Short exercise | In your copy, repeat the records exactly and leave out the pictures.

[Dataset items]
-----

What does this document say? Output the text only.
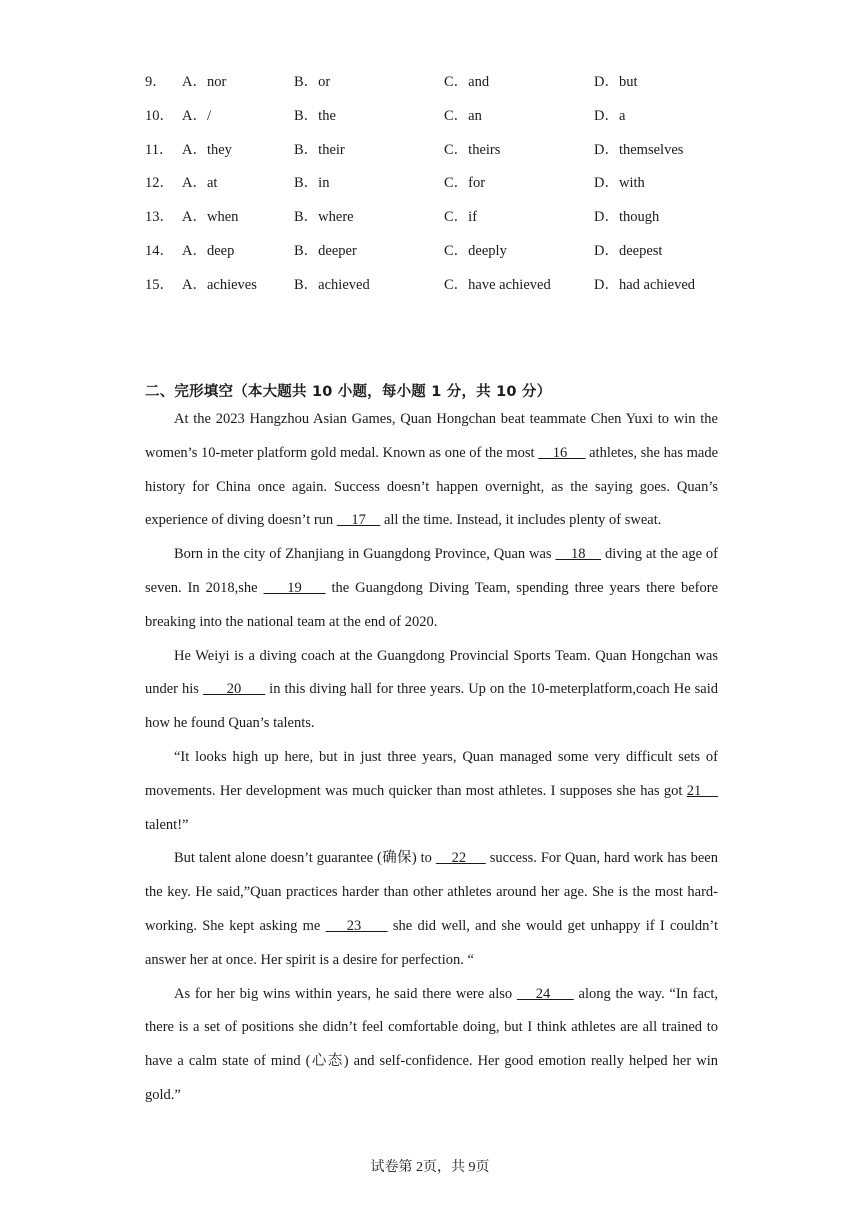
9． A．nor	B．or	C．and	D．but
10． A．/	B．the	C．an	D．a
11． A．they	B．their	C．theirs	D．themselves
12． A．at	B．in	C．for	D．with
13． A．when	B．where	C．if	D．though
14． A．deep	B．deeper	C．deeply	D．deepest
15． A．achieves	B．achieved	C．have achieved	D．had achieved
二、完形填空（本大题共 10 小题，每小题 1 分，共 10 分）

At the 2023 Hangzhou Asian Games, Quan Hongchan beat teammate Chen Yuxi to win the women’s 10-meter platform gold medal. Known as one of the most     16      athletes, she has made history for China once again. Success doesn’t happen overnight, as the saying goes. Quan’s experience of diving doesn’t run     17     all the time. Instead, it includes plenty of sweat.

Born in the city of Zhanjiang in Guangdong Province, Quan was     18     diving at the age of seven. In 2018,she     19     the Guangdong Diving Team, spending three years there before breaking into the national team at the end of 2020.

He Weiyi is a diving coach at the Guangdong Provincial Sports Team. Quan Hongchan was under his       20       in this diving hall for three years. Up on the 10-meterplatform,coach He said how he found Quan’s talents.

“It looks high up here, but in just three years, Quan managed some very difficult sets of movements. Her development was much quicker than most athletes. I supposes she has got 21     talent!”

But talent alone doesn’t guarantee (确保) to     22      success. For Quan, hard work has been the key. He said,”Quan practices harder than other athletes around her age. She is the most hard-working. She kept asking me     23      she did well, and she would get unhappy if I couldn’t answer her at once. Her spirit is a desire for perfection. “

As for her big wins within years, he said there were also     24      along the way. “In fact, there is a set of positions she didn’t feel comfortable doing, but I think athletes are all trained to have a calm state of mind (心态) and self-confidence. Her good emotion really helped her win gold.”

试卷第 2页，共 9页
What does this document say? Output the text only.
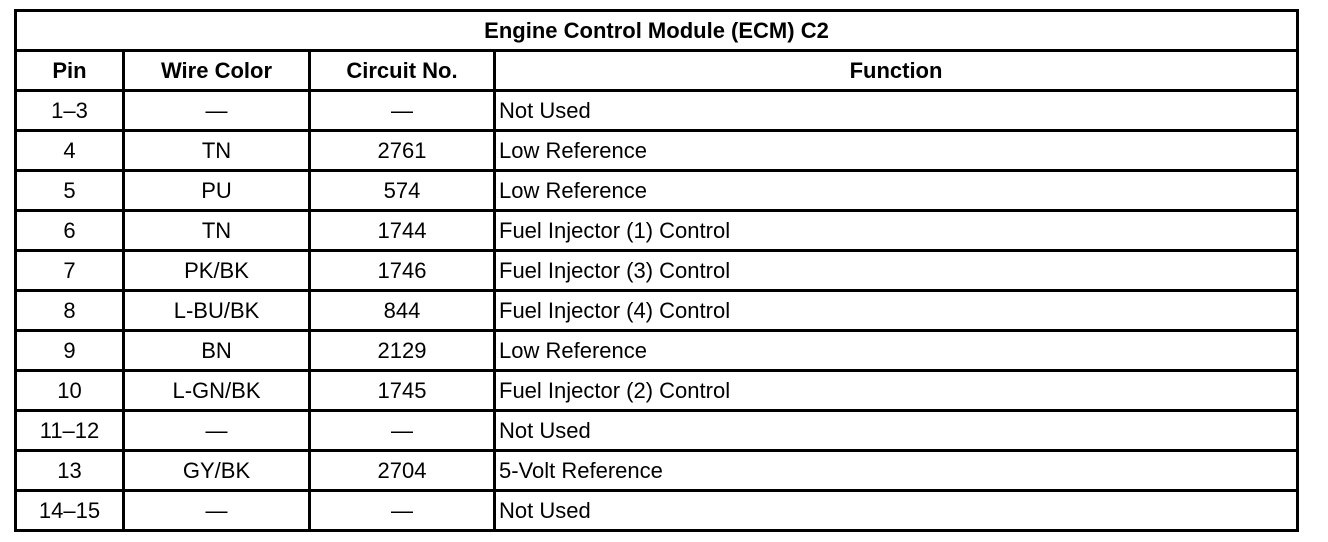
Engine Control Module (ECM) C2			
Pin	Wire Color	Circuit No.	Function
1–3	—	—	Not Used
4	TN	2761	Low Reference
5	PU	574	Low Reference
6	TN	1744	Fuel Injector (1) Control
7	PK/BK	1746	Fuel Injector (3) Control
8	L-BU/BK	844	Fuel Injector (4) Control
9	BN	2129	Low Reference
10	L-GN/BK	1745	Fuel Injector (2) Control
11–12	—	—	Not Used
13	GY/BK	2704	5-Volt Reference
14–15	—	—	Not Used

-----

Output below |
What does this document say? Output the text only.
9． A．nor	B．or	C．and	D．but
10． A．/	B．the	C．an	D．a
11． A．they	B．their	C．theirs	D．themselves
12． A．at	B．in	C．for	D．with
13． A．when	B．where	C．if	D．though
14． A．deep	B．deeper	C．deeply	D．deepest
15． A．achieves	B．achieved	C．have achieved	D．had achieved
二、完形填空（本大题共 10 小题，每小题 1 分，共 10 分）

At the 2023 Hangzhou Asian Games, Quan Hongchan beat teammate Chen Yuxi to win the women’s 10-meter platform gold medal. Known as one of the most     16      athletes, she has made history for China once again. Success doesn’t happen overnight, as the saying goes. Quan’s experience of diving doesn’t run     17     all the time. Instead, it includes plenty of sweat.

Born in the city of Zhanjiang in Guangdong Province, Quan was     18     diving at the age of seven. In 2018,she     19     the Guangdong Diving Team, spending three years there before breaking into the national team at the end of 2020.

He Weiyi is a diving coach at the Guangdong Provincial Sports Team. Quan Hongchan was under his       20       in this diving hall for three years. Up on the 10-meterplatform,coach He said how he found Quan’s talents.

“It looks high up here, but in just three years, Quan managed some very difficult sets of movements. Her development was much quicker than most athletes. I supposes she has got 21     talent!”

But talent alone doesn’t guarantee (确保) to     22      success. For Quan, hard work has been the key. He said,”Quan practices harder than other athletes around her age. She is the most hard-working. She kept asking me     23      she did well, and she would get unhappy if I couldn’t answer her at once. Her spirit is a desire for perfection. “

As for her big wins within years, he said there were also     24      along the way. “In fact, there is a set of positions she didn’t feel comfortable doing, but I think athletes are all trained to have a calm state of mind (心态) and self-confidence. Her good emotion really helped her win gold.”

试卷第 2页，共 9页
What does this document say? Output the text only.
Engine Control Module (ECM) C2			
Pin	Wire Color	Circuit No.	Function
1–3	—	—	Not Used
4	TN	2761	Low Reference
5	PU	574	Low Reference
6	TN	1744	Fuel Injector (1) Control
7	PK/BK	1746	Fuel Injector (3) Control
8	L-BU/BK	844	Fuel Injector (4) Control
9	BN	2129	Low Reference
10	L-GN/BK	1745	Fuel Injector (2) Control
11–12	—	—	Not Used
13	GY/BK	2704	5-Volt Reference
14–15	—	—	Not Used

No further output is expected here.